◆ GOAL
According to the excerpt on digital library registries and Web services, when was WSDL first proposed to the W3C?

◆ EXCERPT TO READ

The National Information Standards Organization (NISO) began a MetaSearch Initiative (NISO-MS) that resulted in the development of a collection description schema. Though NISO recently reorganized its content and collection activities, the draft NISO Collection Description Specification [4] remains a readable overall reference for these initiatives. Like related initiatives, the draft also uses the DCCAP format.

A similar effort was initiated in the United Kingdom called the Information Environment Service Registry. IESR was designed to make it easier for other applications to discover and use materials which will help their users’ learning, teaching and research. IESR’s various terms (namespaces, classes and properties) and controlled vocabularies are very helpful to UMBEL.

Another example is the Ockham Digital Library Service Registry (DLSR), that enables service-based digital libraries, funded by the National Science Digital Library (NSDL) initiative, to interoperate. Efforts such as this, in turn, have led to interest in exploiting “light-weight” protocols and open source tools in the community [5]. For example, there is an interesting discussion of tools to Implement Digital Library Collections and Services from DLib magazine [5].

These efforts, among many across the digital library community including the related National Digital Information Infrastructure and Preservation Program (NDIIPP) at the Library of Congress, represent tremendous efforts to describe digital collections. Clearly, subsets of this learning can be applied directly to UMBEL in relation to registry and dataset metadata.

Most all of these schemes use XML data serializations. Our investigations to date have not been able to turn up any RDF representations, though they are surely to come. Fortunately, all of the DCCAP-based efforts have an RDF-like design and most properties have URIs and defined namespaces.

Web Services and Bindings

The Web Services Description Language (WSDL) is an XML-based language for how to communicate with, and therefore interoperate, Web services. WSDL defines a service as accessible Internet endpoints (or ports), supported operations and related messages. It was first proposed to the W3C in March 2001; though it is a recommendation, it is not yet an official W3C standard.

A service is a definition of what kinds of operations can be performed and the messages involved. A port is defined by associating a network address with a reusable binding, with a collection of such ports constituting the service. Messages are abstract descriptions of the data being exchanged, and port types are abstract collections of supported operations. The combination of a specific network protocol with a specific message and data format for a particular port type constitutes a reusable binding.

These definitions are kept abstract from any concrete use or instance, enabling the service definition to be reused and to act as a public interface to the service.

◆ PROVIDED DATA
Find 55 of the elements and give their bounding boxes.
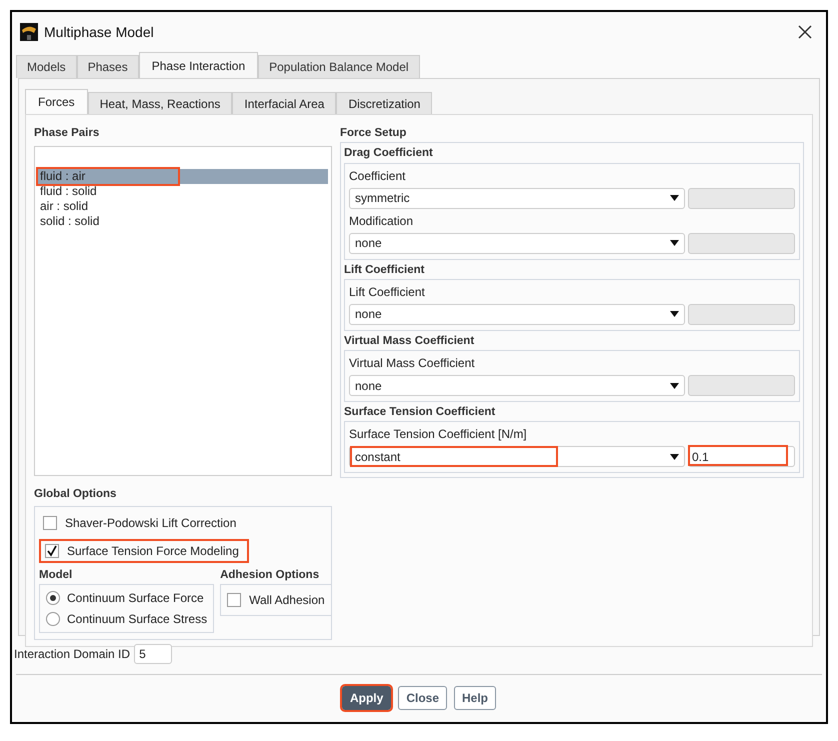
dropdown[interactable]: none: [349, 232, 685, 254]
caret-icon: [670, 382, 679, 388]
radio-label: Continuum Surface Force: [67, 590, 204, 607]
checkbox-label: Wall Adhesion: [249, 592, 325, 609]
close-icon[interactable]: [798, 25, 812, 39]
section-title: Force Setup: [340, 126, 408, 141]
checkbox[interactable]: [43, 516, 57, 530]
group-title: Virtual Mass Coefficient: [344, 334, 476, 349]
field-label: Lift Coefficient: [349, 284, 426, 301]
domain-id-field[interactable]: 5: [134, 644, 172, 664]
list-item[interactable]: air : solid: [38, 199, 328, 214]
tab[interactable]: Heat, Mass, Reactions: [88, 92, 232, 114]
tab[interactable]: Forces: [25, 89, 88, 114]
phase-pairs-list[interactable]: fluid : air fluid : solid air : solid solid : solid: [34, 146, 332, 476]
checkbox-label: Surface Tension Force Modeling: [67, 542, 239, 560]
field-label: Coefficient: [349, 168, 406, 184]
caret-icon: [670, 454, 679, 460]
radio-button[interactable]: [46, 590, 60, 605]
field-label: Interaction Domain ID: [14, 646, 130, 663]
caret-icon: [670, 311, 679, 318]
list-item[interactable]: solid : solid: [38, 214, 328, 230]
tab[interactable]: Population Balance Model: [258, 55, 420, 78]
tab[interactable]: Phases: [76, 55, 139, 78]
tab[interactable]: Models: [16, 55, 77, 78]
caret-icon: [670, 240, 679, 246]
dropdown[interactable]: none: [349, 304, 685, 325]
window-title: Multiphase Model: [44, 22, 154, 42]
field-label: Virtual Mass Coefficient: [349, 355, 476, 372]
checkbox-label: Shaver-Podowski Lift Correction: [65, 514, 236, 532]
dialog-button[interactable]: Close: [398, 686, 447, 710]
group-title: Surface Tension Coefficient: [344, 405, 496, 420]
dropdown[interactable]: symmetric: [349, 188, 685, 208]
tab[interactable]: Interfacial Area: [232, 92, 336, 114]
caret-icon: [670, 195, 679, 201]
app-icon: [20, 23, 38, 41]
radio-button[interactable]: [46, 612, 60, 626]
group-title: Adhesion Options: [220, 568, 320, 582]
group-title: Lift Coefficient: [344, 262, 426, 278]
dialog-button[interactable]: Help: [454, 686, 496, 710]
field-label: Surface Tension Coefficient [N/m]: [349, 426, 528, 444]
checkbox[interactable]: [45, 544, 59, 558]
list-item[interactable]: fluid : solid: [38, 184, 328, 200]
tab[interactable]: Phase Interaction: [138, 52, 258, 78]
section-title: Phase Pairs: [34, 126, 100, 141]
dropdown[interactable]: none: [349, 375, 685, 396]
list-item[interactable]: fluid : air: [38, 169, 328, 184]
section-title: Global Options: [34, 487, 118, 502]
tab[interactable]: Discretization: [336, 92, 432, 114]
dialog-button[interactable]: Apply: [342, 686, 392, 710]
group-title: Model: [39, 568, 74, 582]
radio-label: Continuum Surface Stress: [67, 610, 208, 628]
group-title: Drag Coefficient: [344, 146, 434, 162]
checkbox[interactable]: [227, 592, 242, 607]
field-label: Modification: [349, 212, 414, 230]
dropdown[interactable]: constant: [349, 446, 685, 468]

◆ THE COMPLETED TASK
March 2001